* AIM OF THE TASK *
From the material below, list every line containing "marker".

-------- DATA IN THIS EXERCISE

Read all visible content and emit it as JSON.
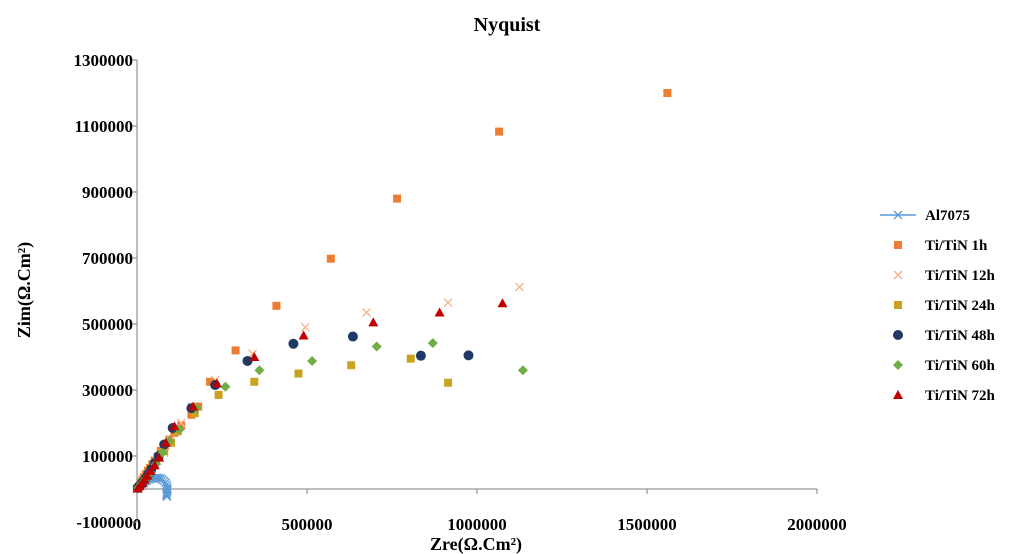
{
  "chart_data": {
    "type": "scatter",
    "title": "Nyquist",
    "xlabel": "Zre(Ω.Cm²)",
    "ylabel": "Zim(Ω.Cm²)",
    "xlim": [
      0,
      2000000
    ],
    "ylim": [
      -100000,
      1300000
    ],
    "xticks": [
      0,
      500000,
      1000000,
      1500000,
      2000000
    ],
    "yticks": [
      -100000,
      100000,
      300000,
      500000,
      700000,
      900000,
      1100000,
      1300000
    ],
    "legend_position": "right",
    "series": [
      {
        "name": "Al7075",
        "color": "#5b9bd5",
        "marker": "x-line",
        "points": [
          [
            0,
            0
          ],
          [
            5000,
            5000
          ],
          [
            10000,
            10000
          ],
          [
            15000,
            15000
          ],
          [
            20000,
            19000
          ],
          [
            25000,
            23000
          ],
          [
            30000,
            26000
          ],
          [
            35000,
            29000
          ],
          [
            40000,
            31000
          ],
          [
            45000,
            32000
          ],
          [
            50000,
            33000
          ],
          [
            55000,
            34000
          ],
          [
            60000,
            34000
          ],
          [
            65000,
            33000
          ],
          [
            70000,
            31000
          ],
          [
            75000,
            28000
          ],
          [
            80000,
            24000
          ],
          [
            84000,
            19000
          ],
          [
            87000,
            13000
          ],
          [
            89000,
            6000
          ],
          [
            90000,
            0
          ],
          [
            89000,
            -5000
          ],
          [
            88000,
            -10000
          ],
          [
            87000,
            -15000
          ],
          [
            87000,
            -20000
          ],
          [
            88000,
            -23000
          ]
        ]
      },
      {
        "name": "Ti/TiN 1h",
        "color": "#ed7d31",
        "marker": "square",
        "points": [
          [
            2000,
            2000
          ],
          [
            5000,
            6000
          ],
          [
            8000,
            12000
          ],
          [
            12000,
            20000
          ],
          [
            16000,
            28000
          ],
          [
            21000,
            36000
          ],
          [
            26000,
            45000
          ],
          [
            32000,
            55000
          ],
          [
            38000,
            64000
          ],
          [
            45000,
            75000
          ],
          [
            52000,
            86000
          ],
          [
            60000,
            98000
          ],
          [
            70000,
            115000
          ],
          [
            82000,
            130000
          ],
          [
            95000,
            150000
          ],
          [
            110000,
            170000
          ],
          [
            130000,
            192000
          ],
          [
            160000,
            225000
          ],
          [
            180000,
            250000
          ],
          [
            215000,
            325000
          ],
          [
            290000,
            420000
          ],
          [
            410000,
            555000
          ],
          [
            570000,
            698000
          ],
          [
            765000,
            880000
          ],
          [
            1065000,
            1083000
          ],
          [
            1560000,
            1200000
          ]
        ]
      },
      {
        "name": "Ti/TiN 12h",
        "color": "#f4b183",
        "marker": "x",
        "points": [
          [
            3000,
            3000
          ],
          [
            10000,
            12000
          ],
          [
            20000,
            25000
          ],
          [
            30000,
            38000
          ],
          [
            45000,
            60000
          ],
          [
            60000,
            85000
          ],
          [
            80000,
            110000
          ],
          [
            100000,
            150000
          ],
          [
            130000,
            200000
          ],
          [
            160000,
            250000
          ],
          [
            230000,
            330000
          ],
          [
            340000,
            410000
          ],
          [
            495000,
            490000
          ],
          [
            675000,
            535000
          ],
          [
            915000,
            565000
          ],
          [
            1125000,
            612000
          ]
        ]
      },
      {
        "name": "Ti/TiN 24h",
        "color": "#c9a21f",
        "marker": "square",
        "points": [
          [
            2000,
            2000
          ],
          [
            8000,
            10000
          ],
          [
            15000,
            20000
          ],
          [
            22000,
            30000
          ],
          [
            30000,
            45000
          ],
          [
            40000,
            60000
          ],
          [
            50000,
            75000
          ],
          [
            65000,
            95000
          ],
          [
            80000,
            115000
          ],
          [
            100000,
            140000
          ],
          [
            120000,
            175000
          ],
          [
            170000,
            230000
          ],
          [
            240000,
            285000
          ],
          [
            345000,
            325000
          ],
          [
            475000,
            350000
          ],
          [
            630000,
            375000
          ],
          [
            805000,
            395000
          ],
          [
            915000,
            322000
          ]
        ]
      },
      {
        "name": "Ti/TiN 48h",
        "color": "#1f3864",
        "marker": "circle",
        "points": [
          [
            2000,
            3000
          ],
          [
            6000,
            8000
          ],
          [
            12000,
            15000
          ],
          [
            18000,
            22000
          ],
          [
            25000,
            32000
          ],
          [
            33000,
            45000
          ],
          [
            42000,
            60000
          ],
          [
            52000,
            78000
          ],
          [
            64000,
            100000
          ],
          [
            80000,
            135000
          ],
          [
            105000,
            185000
          ],
          [
            160000,
            245000
          ],
          [
            230000,
            315000
          ],
          [
            325000,
            388000
          ],
          [
            460000,
            440000
          ],
          [
            635000,
            462000
          ],
          [
            835000,
            404000
          ],
          [
            975000,
            405000
          ]
        ]
      },
      {
        "name": "Ti/TiN 60h",
        "color": "#70ad47",
        "marker": "diamond",
        "points": [
          [
            3000,
            3000
          ],
          [
            12000,
            15000
          ],
          [
            25000,
            30000
          ],
          [
            40000,
            50000
          ],
          [
            55000,
            75000
          ],
          [
            75000,
            110000
          ],
          [
            95000,
            145000
          ],
          [
            125000,
            180000
          ],
          [
            175000,
            245000
          ],
          [
            260000,
            310000
          ],
          [
            360000,
            360000
          ],
          [
            515000,
            388000
          ],
          [
            705000,
            432000
          ],
          [
            870000,
            442000
          ],
          [
            1135000,
            360000
          ]
        ]
      },
      {
        "name": "Ti/TiN 72h",
        "color": "#c00000",
        "marker": "triangle",
        "points": [
          [
            2000,
            2000
          ],
          [
            8000,
            9000
          ],
          [
            15000,
            18000
          ],
          [
            22000,
            28000
          ],
          [
            30000,
            40000
          ],
          [
            40000,
            55000
          ],
          [
            52000,
            72000
          ],
          [
            65000,
            95000
          ],
          [
            85000,
            140000
          ],
          [
            110000,
            190000
          ],
          [
            165000,
            250000
          ],
          [
            235000,
            320000
          ],
          [
            345000,
            400000
          ],
          [
            490000,
            465000
          ],
          [
            695000,
            505000
          ],
          [
            890000,
            535000
          ],
          [
            1075000,
            563000
          ]
        ]
      }
    ]
  }
}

----------------

* TASK OUTPUT *
        "marker": "x-line",
        "marker": "square",
        "marker": "x",
        "marker": "square",
        "marker": "circle",
        "marker": "diamond",
        "marker": "triangle",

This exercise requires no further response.